# WHAT THE TASK REQUIRES:
Can the data below be set down again exactly, line for line?

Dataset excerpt
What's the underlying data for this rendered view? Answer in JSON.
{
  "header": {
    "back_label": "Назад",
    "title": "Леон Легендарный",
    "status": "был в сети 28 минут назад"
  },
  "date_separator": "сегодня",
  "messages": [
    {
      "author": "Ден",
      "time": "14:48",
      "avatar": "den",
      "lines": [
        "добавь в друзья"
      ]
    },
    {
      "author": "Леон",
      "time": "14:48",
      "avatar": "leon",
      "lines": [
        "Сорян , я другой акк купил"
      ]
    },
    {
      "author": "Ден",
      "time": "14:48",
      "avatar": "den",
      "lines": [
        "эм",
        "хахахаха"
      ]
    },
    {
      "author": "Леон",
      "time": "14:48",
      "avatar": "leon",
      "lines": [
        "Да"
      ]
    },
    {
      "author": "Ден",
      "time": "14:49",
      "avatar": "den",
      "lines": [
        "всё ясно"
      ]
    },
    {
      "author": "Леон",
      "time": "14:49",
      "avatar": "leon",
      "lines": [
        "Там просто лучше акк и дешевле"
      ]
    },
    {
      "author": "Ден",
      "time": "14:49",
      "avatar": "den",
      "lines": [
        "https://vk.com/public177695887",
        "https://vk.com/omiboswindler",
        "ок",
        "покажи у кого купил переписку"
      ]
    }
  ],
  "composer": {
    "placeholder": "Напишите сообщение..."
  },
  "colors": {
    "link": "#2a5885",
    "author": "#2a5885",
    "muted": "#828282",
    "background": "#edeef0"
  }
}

# TASK RESULT:
What's the underlying data for this rendered view? Answer in JSON.
{
  "header": {
    "back_label": "Назад",
    "title": "Леон Легендарный",
    "status": "был в сети 28 минут назад"
  },
  "date_separator": "сегодня",
  "messages": [
    {
      "author": "Ден",
      "time": "14:48",
      "avatar": "den",
      "lines": [
        "добавь в друзья"
      ]
    },
    {
      "author": "Леон",
      "time": "14:48",
      "avatar": "leon",
      "lines": [
        "Сорян , я другой акк купил"
      ]
    },
    {
      "author": "Ден",
      "time": "14:48",
      "avatar": "den",
      "lines": [
        "эм",
        "хахахаха"
      ]
    },
    {
      "author": "Леон",
      "time": "14:48",
      "avatar": "leon",
      "lines": [
        "Да"
      ]
    },
    {
      "author": "Ден",
      "time": "14:49",
      "avatar": "den",
      "lines": [
        "всё ясно"
      ]
    },
    {
      "author": "Леон",
      "time": "14:49",
      "avatar": "leon",
      "lines": [
        "Там просто лучше акк и дешевле"
      ]
    },
    {
      "author": "Ден",
      "time": "14:49",
      "avatar": "den",
      "lines": [
        "https://vk.com/public177695887",
        "https://vk.com/omiboswindler",
        "ок",
        "покажи у кого купил переписку"
      ]
    }
  ],
  "composer": {
    "placeholder": "Напишите сообщение..."
  },
  "colors": {
    "link": "#2a5885",
    "author": "#2a5885",
    "muted": "#828282",
    "background": "#edeef0"
  }
}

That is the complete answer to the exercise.